## What the task requires:
Every line of the material that follows must be printed again exactly.
# # # # #
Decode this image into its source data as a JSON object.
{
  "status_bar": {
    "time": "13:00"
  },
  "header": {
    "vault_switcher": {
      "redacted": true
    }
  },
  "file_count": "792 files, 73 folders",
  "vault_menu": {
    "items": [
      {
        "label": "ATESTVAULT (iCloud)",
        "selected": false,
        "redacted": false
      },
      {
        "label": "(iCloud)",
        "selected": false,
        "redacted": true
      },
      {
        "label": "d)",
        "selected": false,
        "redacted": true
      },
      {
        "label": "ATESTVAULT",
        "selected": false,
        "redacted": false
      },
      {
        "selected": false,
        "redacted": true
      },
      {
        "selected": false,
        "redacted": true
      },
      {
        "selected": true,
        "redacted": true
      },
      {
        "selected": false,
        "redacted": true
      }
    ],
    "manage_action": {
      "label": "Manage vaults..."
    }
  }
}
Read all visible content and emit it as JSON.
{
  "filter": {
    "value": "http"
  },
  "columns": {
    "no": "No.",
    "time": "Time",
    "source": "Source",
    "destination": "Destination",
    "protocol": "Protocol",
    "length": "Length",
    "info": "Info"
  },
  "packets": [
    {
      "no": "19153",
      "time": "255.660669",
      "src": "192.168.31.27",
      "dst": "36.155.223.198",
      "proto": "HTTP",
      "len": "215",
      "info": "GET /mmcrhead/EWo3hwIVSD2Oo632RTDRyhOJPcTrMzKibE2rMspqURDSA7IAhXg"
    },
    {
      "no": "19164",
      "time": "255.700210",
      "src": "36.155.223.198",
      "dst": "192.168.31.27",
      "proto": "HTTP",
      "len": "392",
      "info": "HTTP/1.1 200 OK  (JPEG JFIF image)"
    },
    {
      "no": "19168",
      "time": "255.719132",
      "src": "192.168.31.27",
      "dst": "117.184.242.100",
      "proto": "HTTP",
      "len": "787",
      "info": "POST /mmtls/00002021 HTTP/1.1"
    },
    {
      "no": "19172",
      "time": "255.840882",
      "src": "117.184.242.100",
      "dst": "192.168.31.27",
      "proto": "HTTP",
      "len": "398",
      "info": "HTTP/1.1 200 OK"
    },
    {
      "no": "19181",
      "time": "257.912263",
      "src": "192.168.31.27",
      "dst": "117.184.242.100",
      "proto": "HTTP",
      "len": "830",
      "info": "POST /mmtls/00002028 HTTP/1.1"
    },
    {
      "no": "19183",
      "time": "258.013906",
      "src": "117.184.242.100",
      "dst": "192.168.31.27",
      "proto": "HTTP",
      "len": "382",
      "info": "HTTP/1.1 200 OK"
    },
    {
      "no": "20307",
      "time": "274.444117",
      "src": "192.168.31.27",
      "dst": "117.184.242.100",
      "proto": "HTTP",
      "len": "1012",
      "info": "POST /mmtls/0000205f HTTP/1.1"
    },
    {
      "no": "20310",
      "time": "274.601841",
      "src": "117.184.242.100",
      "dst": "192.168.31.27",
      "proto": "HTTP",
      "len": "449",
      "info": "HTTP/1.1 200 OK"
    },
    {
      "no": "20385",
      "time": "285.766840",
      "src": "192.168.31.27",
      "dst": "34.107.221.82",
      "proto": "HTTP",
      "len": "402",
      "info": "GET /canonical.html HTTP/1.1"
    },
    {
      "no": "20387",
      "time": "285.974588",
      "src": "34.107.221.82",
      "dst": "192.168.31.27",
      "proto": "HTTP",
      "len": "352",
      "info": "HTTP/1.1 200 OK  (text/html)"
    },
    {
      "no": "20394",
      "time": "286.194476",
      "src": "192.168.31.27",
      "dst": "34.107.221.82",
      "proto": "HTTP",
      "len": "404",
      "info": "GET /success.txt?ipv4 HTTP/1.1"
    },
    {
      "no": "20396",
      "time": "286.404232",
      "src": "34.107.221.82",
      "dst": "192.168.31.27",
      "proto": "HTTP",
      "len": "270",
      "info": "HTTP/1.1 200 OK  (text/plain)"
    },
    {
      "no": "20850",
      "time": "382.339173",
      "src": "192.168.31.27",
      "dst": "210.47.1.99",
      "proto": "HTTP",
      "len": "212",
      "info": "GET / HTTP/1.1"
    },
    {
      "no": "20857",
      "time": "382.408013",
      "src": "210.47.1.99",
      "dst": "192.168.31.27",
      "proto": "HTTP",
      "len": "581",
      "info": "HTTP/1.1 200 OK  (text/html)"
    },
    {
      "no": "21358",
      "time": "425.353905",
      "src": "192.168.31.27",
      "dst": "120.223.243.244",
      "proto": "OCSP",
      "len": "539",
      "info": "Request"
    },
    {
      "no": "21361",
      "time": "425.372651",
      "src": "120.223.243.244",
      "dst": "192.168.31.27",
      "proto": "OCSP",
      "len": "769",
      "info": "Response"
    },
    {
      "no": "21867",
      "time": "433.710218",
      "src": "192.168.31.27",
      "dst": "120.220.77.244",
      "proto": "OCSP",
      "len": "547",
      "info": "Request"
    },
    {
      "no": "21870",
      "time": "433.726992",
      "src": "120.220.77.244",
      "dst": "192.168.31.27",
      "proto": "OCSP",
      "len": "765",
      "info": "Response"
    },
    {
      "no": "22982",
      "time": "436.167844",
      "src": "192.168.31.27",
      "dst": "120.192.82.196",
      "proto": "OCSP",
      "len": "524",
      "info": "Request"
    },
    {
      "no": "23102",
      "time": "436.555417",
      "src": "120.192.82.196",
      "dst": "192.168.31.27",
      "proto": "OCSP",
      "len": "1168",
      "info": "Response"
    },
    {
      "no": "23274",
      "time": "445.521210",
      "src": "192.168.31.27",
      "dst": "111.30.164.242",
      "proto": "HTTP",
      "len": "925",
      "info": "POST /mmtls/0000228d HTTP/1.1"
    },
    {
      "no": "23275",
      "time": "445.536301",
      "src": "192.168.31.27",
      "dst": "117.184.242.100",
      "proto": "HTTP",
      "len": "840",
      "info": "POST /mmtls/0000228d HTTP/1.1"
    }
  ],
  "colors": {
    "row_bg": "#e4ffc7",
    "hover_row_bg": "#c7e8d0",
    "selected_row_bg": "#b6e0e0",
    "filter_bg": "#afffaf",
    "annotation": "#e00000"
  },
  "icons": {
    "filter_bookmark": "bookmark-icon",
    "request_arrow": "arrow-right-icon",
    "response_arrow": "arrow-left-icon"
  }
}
# # # # #
## Final answer:
Decode this image into its source data as a JSON object.
{
  "status_bar": {
    "time": "13:00"
  },
  "header": {
    "vault_switcher": {
      "redacted": true
    }
  },
  "file_count": "792 files, 73 folders",
  "vault_menu": {
    "items": [
      {
        "label": "ATESTVAULT (iCloud)",
        "selected": false,
        "redacted": false
      },
      {
        "label": "(iCloud)",
        "selected": false,
        "redacted": true
      },
      {
        "label": "d)",
        "selected": false,
        "redacted": true
      },
      {
        "label": "ATESTVAULT",
        "selected": false,
        "redacted": false
      },
      {
        "selected": false,
        "redacted": true
      },
      {
        "selected": false,
        "redacted": true
      },
      {
        "selected": true,
        "redacted": true
      },
      {
        "selected": false,
        "redacted": true
      }
    ],
    "manage_action": {
      "label": "Manage vaults..."
    }
  }
}
Read all visible content and emit it as JSON.
{
  "filter": {
    "value": "http"
  },
  "columns": {
    "no": "No.",
    "time": "Time",
    "source": "Source",
    "destination": "Destination",
    "protocol": "Protocol",
    "length": "Length",
    "info": "Info"
  },
  "packets": [
    {
      "no": "19153",
      "time": "255.660669",
      "src": "192.168.31.27",
      "dst": "36.155.223.198",
      "proto": "HTTP",
      "len": "215",
      "info": "GET /mmcrhead/EWo3hwIVSD2Oo632RTDRyhOJPcTrMzKibE2rMspqURDSA7IAhXg"
    },
    {
      "no": "19164",
      "time": "255.700210",
      "src": "36.155.223.198",
      "dst": "192.168.31.27",
      "proto": "HTTP",
      "len": "392",
      "info": "HTTP/1.1 200 OK  (JPEG JFIF image)"
    },
    {
      "no": "19168",
      "time": "255.719132",
      "src": "192.168.31.27",
      "dst": "117.184.242.100",
      "proto": "HTTP",
      "len": "787",
      "info": "POST /mmtls/00002021 HTTP/1.1"
    },
    {
      "no": "19172",
      "time": "255.840882",
      "src": "117.184.242.100",
      "dst": "192.168.31.27",
      "proto": "HTTP",
      "len": "398",
      "info": "HTTP/1.1 200 OK"
    },
    {
      "no": "19181",
      "time": "257.912263",
      "src": "192.168.31.27",
      "dst": "117.184.242.100",
      "proto": "HTTP",
      "len": "830",
      "info": "POST /mmtls/00002028 HTTP/1.1"
    },
    {
      "no": "19183",
      "time": "258.013906",
      "src": "117.184.242.100",
      "dst": "192.168.31.27",
      "proto": "HTTP",
      "len": "382",
      "info": "HTTP/1.1 200 OK"
    },
    {
      "no": "20307",
      "time": "274.444117",
      "src": "192.168.31.27",
      "dst": "117.184.242.100",
      "proto": "HTTP",
      "len": "1012",
      "info": "POST /mmtls/0000205f HTTP/1.1"
    },
    {
      "no": "20310",
      "time": "274.601841",
      "src": "117.184.242.100",
      "dst": "192.168.31.27",
      "proto": "HTTP",
      "len": "449",
      "info": "HTTP/1.1 200 OK"
    },
    {
      "no": "20385",
      "time": "285.766840",
      "src": "192.168.31.27",
      "dst": "34.107.221.82",
      "proto": "HTTP",
      "len": "402",
      "info": "GET /canonical.html HTTP/1.1"
    },
    {
      "no": "20387",
      "time": "285.974588",
      "src": "34.107.221.82",
      "dst": "192.168.31.27",
      "proto": "HTTP",
      "len": "352",
      "info": "HTTP/1.1 200 OK  (text/html)"
    },
    {
      "no": "20394",
      "time": "286.194476",
      "src": "192.168.31.27",
      "dst": "34.107.221.82",
      "proto": "HTTP",
      "len": "404",
      "info": "GET /success.txt?ipv4 HTTP/1.1"
    },
    {
      "no": "20396",
      "time": "286.404232",
      "src": "34.107.221.82",
      "dst": "192.168.31.27",
      "proto": "HTTP",
      "len": "270",
      "info": "HTTP/1.1 200 OK  (text/plain)"
    },
    {
      "no": "20850",
      "time": "382.339173",
      "src": "192.168.31.27",
      "dst": "210.47.1.99",
      "proto": "HTTP",
      "len": "212",
      "info": "GET / HTTP/1.1"
    },
    {
      "no": "20857",
      "time": "382.408013",
      "src": "210.47.1.99",
      "dst": "192.168.31.27",
      "proto": "HTTP",
      "len": "581",
      "info": "HTTP/1.1 200 OK  (text/html)"
    },
    {
      "no": "21358",
      "time": "425.353905",
      "src": "192.168.31.27",
      "dst": "120.223.243.244",
      "proto": "OCSP",
      "len": "539",
      "info": "Request"
    },
    {
      "no": "21361",
      "time": "425.372651",
      "src": "120.223.243.244",
      "dst": "192.168.31.27",
      "proto": "OCSP",
      "len": "769",
      "info": "Response"
    },
    {
      "no": "21867",
      "time": "433.710218",
      "src": "192.168.31.27",
      "dst": "120.220.77.244",
      "proto": "OCSP",
      "len": "547",
      "info": "Request"
    },
    {
      "no": "21870",
      "time": "433.726992",
      "src": "120.220.77.244",
      "dst": "192.168.31.27",
      "proto": "OCSP",
      "len": "765",
      "info": "Response"
    },
    {
      "no": "22982",
      "time": "436.167844",
      "src": "192.168.31.27",
      "dst": "120.192.82.196",
      "proto": "OCSP",
      "len": "524",
      "info": "Request"
    },
    {
      "no": "23102",
      "time": "436.555417",
      "src": "120.192.82.196",
      "dst": "192.168.31.27",
      "proto": "OCSP",
      "len": "1168",
      "info": "Response"
    },
    {
      "no": "23274",
      "time": "445.521210",
      "src": "192.168.31.27",
      "dst": "111.30.164.242",
      "proto": "HTTP",
      "len": "925",
      "info": "POST /mmtls/0000228d HTTP/1.1"
    },
    {
      "no": "23275",
      "time": "445.536301",
      "src": "192.168.31.27",
      "dst": "117.184.242.100",
      "proto": "HTTP",
      "len": "840",
      "info": "POST /mmtls/0000228d HTTP/1.1"
    }
  ],
  "colors": {
    "row_bg": "#e4ffc7",
    "hover_row_bg": "#c7e8d0",
    "selected_row_bg": "#b6e0e0",
    "filter_bg": "#afffaf",
    "annotation": "#e00000"
  },
  "icons": {
    "filter_bookmark": "bookmark-icon",
    "request_arrow": "arrow-right-icon",
    "response_arrow": "arrow-left-icon"
  }
}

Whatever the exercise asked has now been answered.